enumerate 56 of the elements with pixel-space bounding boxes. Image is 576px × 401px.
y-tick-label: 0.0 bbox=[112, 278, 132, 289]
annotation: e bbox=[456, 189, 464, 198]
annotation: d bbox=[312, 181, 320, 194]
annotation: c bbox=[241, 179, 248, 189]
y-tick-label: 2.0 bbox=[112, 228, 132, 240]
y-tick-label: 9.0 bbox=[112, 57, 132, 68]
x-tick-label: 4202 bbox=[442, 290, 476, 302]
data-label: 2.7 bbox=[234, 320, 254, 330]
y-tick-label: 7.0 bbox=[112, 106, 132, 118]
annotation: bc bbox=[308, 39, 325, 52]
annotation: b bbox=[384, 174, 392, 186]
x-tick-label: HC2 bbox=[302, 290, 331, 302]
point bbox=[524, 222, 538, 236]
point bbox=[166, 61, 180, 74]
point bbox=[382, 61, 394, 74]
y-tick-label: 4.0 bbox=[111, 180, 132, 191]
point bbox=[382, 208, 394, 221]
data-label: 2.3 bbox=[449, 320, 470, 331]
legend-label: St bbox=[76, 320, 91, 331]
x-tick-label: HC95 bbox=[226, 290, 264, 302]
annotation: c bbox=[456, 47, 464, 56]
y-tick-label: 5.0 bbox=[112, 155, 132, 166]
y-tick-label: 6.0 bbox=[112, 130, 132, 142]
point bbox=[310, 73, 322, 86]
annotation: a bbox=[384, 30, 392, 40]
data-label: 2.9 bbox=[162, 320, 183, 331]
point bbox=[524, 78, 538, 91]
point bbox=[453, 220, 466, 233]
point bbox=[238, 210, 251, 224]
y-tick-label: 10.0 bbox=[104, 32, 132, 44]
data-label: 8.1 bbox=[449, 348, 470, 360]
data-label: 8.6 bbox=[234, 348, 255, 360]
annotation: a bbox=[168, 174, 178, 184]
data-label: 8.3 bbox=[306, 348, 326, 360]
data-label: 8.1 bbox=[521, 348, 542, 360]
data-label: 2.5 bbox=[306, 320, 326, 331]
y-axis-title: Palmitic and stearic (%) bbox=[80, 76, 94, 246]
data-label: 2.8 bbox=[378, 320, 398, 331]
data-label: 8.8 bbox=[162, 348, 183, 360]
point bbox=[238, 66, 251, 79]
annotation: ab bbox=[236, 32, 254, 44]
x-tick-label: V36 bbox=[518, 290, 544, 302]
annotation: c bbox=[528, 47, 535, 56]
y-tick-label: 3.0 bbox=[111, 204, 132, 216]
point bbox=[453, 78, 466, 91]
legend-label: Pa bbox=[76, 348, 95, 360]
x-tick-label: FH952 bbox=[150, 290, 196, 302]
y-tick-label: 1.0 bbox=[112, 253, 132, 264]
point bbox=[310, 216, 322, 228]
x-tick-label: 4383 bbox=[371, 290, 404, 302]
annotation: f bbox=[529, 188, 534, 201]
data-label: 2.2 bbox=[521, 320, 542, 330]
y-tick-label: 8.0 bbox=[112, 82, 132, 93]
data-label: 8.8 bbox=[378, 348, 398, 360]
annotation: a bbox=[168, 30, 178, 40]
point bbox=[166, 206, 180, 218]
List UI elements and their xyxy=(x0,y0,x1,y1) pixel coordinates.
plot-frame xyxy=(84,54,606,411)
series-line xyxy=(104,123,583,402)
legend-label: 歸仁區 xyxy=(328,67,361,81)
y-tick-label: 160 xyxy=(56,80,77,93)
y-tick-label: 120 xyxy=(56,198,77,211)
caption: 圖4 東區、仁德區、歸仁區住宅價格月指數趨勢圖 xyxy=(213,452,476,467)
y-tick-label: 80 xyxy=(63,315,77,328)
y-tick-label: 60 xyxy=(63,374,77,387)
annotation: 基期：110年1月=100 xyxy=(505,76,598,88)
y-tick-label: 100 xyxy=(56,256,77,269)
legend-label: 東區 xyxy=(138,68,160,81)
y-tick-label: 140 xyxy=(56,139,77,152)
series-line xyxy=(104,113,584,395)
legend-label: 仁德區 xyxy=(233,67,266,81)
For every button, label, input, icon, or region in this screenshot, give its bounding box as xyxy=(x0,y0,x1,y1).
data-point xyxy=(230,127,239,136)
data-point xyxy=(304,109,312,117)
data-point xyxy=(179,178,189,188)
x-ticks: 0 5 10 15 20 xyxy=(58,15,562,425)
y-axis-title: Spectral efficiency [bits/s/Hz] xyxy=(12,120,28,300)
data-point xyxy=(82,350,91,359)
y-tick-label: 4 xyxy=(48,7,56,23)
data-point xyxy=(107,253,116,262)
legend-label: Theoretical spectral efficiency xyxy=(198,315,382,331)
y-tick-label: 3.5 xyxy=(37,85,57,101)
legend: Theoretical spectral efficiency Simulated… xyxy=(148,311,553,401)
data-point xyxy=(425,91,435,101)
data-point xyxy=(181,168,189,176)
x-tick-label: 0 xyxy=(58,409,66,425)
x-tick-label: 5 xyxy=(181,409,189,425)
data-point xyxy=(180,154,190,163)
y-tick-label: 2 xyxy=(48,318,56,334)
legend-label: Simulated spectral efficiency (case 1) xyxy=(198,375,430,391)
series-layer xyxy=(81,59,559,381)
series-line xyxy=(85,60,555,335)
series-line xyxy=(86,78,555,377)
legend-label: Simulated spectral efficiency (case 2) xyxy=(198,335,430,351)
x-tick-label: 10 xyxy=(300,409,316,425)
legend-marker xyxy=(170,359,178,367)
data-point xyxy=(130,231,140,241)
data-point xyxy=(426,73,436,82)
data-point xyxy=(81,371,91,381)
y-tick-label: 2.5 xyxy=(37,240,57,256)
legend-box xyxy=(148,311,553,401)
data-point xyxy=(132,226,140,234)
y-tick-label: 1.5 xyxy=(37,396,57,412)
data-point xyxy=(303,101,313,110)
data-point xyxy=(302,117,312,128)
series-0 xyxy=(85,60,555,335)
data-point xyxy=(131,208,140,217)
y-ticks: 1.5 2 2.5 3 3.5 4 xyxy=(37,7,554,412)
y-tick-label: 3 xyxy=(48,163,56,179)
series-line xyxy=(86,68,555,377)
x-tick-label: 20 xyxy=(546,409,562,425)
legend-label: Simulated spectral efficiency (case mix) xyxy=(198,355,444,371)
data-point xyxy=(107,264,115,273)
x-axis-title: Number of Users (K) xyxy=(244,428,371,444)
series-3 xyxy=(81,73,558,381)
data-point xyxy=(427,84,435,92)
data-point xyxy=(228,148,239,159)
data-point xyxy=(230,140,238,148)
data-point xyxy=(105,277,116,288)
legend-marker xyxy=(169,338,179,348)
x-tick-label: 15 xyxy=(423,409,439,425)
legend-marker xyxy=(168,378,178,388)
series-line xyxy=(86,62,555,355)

# Short exercise
Transcribe all of the data above line by line, without altering anything.

# Task output
enumerate 56 of the elements with pixel-space bounding boxes. Image is 576px × 401px.
y-tick-label: 0.0 bbox=[112, 278, 132, 289]
annotation: e bbox=[456, 189, 464, 198]
annotation: d bbox=[312, 181, 320, 194]
annotation: c bbox=[241, 179, 248, 189]
y-tick-label: 2.0 bbox=[112, 228, 132, 240]
y-tick-label: 9.0 bbox=[112, 57, 132, 68]
x-tick-label: 4202 bbox=[442, 290, 476, 302]
data-label: 2.7 bbox=[234, 320, 254, 330]
y-tick-label: 7.0 bbox=[112, 106, 132, 118]
annotation: bc bbox=[308, 39, 325, 52]
annotation: b bbox=[384, 174, 392, 186]
x-tick-label: HC2 bbox=[302, 290, 331, 302]
point bbox=[524, 222, 538, 236]
point bbox=[166, 61, 180, 74]
point bbox=[382, 61, 394, 74]
y-tick-label: 4.0 bbox=[111, 180, 132, 191]
point bbox=[382, 208, 394, 221]
data-label: 2.3 bbox=[449, 320, 470, 331]
legend-label: St bbox=[76, 320, 91, 331]
x-tick-label: HC95 bbox=[226, 290, 264, 302]
annotation: c bbox=[456, 47, 464, 56]
y-tick-label: 5.0 bbox=[112, 155, 132, 166]
y-tick-label: 6.0 bbox=[112, 130, 132, 142]
point bbox=[310, 73, 322, 86]
annotation: a bbox=[384, 30, 392, 40]
data-label: 2.9 bbox=[162, 320, 183, 331]
point bbox=[524, 78, 538, 91]
point bbox=[453, 220, 466, 233]
point bbox=[238, 210, 251, 224]
y-tick-label: 10.0 bbox=[104, 32, 132, 44]
data-label: 8.1 bbox=[449, 348, 470, 360]
data-label: 8.6 bbox=[234, 348, 255, 360]
annotation: a bbox=[168, 174, 178, 184]
data-label: 8.3 bbox=[306, 348, 326, 360]
data-label: 8.1 bbox=[521, 348, 542, 360]
data-label: 2.5 bbox=[306, 320, 326, 331]
y-axis-title: Palmitic and stearic (%) bbox=[80, 76, 94, 246]
data-label: 2.8 bbox=[378, 320, 398, 331]
data-label: 8.8 bbox=[162, 348, 183, 360]
point bbox=[238, 66, 251, 79]
annotation: ab bbox=[236, 32, 254, 44]
x-tick-label: V36 bbox=[518, 290, 544, 302]
annotation: c bbox=[528, 47, 535, 56]
y-tick-label: 3.0 bbox=[111, 204, 132, 216]
point bbox=[453, 78, 466, 91]
legend-label: Pa bbox=[76, 348, 95, 360]
x-tick-label: FH952 bbox=[150, 290, 196, 302]
y-tick-label: 1.0 bbox=[112, 253, 132, 264]
point bbox=[310, 216, 322, 228]
x-tick-label: 4383 bbox=[371, 290, 404, 302]
annotation: f bbox=[529, 188, 534, 201]
data-label: 2.2 bbox=[521, 320, 542, 330]
y-tick-label: 8.0 bbox=[112, 82, 132, 93]
data-label: 8.8 bbox=[378, 348, 398, 360]
annotation: a bbox=[168, 30, 178, 40]
point bbox=[166, 206, 180, 218]
List UI elements and their xyxy=(x0,y0,x1,y1) pixel coordinates.
plot-frame xyxy=(84,54,606,411)
series-line xyxy=(104,123,583,402)
legend-label: 歸仁區 xyxy=(328,67,361,81)
y-tick-label: 160 xyxy=(56,80,77,93)
y-tick-label: 120 xyxy=(56,198,77,211)
caption: 圖4 東區、仁德區、歸仁區住宅價格月指數趨勢圖 xyxy=(213,452,476,467)
y-tick-label: 80 xyxy=(63,315,77,328)
y-tick-label: 60 xyxy=(63,374,77,387)
annotation: 基期：110年1月=100 xyxy=(505,76,598,88)
y-tick-label: 100 xyxy=(56,256,77,269)
legend-label: 東區 xyxy=(138,68,160,81)
y-tick-label: 140 xyxy=(56,139,77,152)
series-line xyxy=(104,113,584,395)
legend-label: 仁德區 xyxy=(233,67,266,81)
For every button, label, input, icon, or region in this screenshot, give its bounding box as xyxy=(x0,y0,x1,y1).
data-point xyxy=(230,127,239,136)
data-point xyxy=(304,109,312,117)
data-point xyxy=(179,178,189,188)
x-ticks: 0 5 10 15 20 xyxy=(58,15,562,425)
y-axis-title: Spectral efficiency [bits/s/Hz] xyxy=(12,120,28,300)
data-point xyxy=(82,350,91,359)
y-tick-label: 4 xyxy=(48,7,56,23)
data-point xyxy=(107,253,116,262)
legend-label: Theoretical spectral efficiency xyxy=(198,315,382,331)
y-tick-label: 3.5 xyxy=(37,85,57,101)
legend: Theoretical spectral efficiency Simulated… xyxy=(148,311,553,401)
data-point xyxy=(425,91,435,101)
data-point xyxy=(181,168,189,176)
x-tick-label: 0 xyxy=(58,409,66,425)
x-tick-label: 5 xyxy=(181,409,189,425)
data-point xyxy=(180,154,190,163)
y-tick-label: 2 xyxy=(48,318,56,334)
legend-label: Simulated spectral efficiency (case 1) xyxy=(198,375,430,391)
series-layer xyxy=(81,59,559,381)
series-line xyxy=(85,60,555,335)
series-line xyxy=(86,78,555,377)
legend-label: Simulated spectral efficiency (case 2) xyxy=(198,335,430,351)
x-tick-label: 10 xyxy=(300,409,316,425)
legend-marker xyxy=(170,359,178,367)
data-point xyxy=(130,231,140,241)
data-point xyxy=(426,73,436,82)
data-point xyxy=(81,371,91,381)
y-tick-label: 2.5 xyxy=(37,240,57,256)
legend-box xyxy=(148,311,553,401)
data-point xyxy=(132,226,140,234)
y-tick-label: 1.5 xyxy=(37,396,57,412)
data-point xyxy=(303,101,313,110)
data-point xyxy=(302,117,312,128)
series-0 xyxy=(85,60,555,335)
data-point xyxy=(131,208,140,217)
y-ticks: 1.5 2 2.5 3 3.5 4 xyxy=(37,7,554,412)
y-tick-label: 3 xyxy=(48,163,56,179)
series-line xyxy=(86,68,555,377)
x-tick-label: 20 xyxy=(546,409,562,425)
legend-label: Simulated spectral efficiency (case mix) xyxy=(198,355,444,371)
data-point xyxy=(107,264,115,273)
x-axis-title: Number of Users (K) xyxy=(244,428,371,444)
series-3 xyxy=(81,73,558,381)
data-point xyxy=(427,84,435,92)
data-point xyxy=(228,148,239,159)
data-point xyxy=(230,140,238,148)
data-point xyxy=(105,277,116,288)
legend-marker xyxy=(169,338,179,348)
x-tick-label: 15 xyxy=(423,409,439,425)
legend-marker xyxy=(168,378,178,388)
series-line xyxy=(86,62,555,355)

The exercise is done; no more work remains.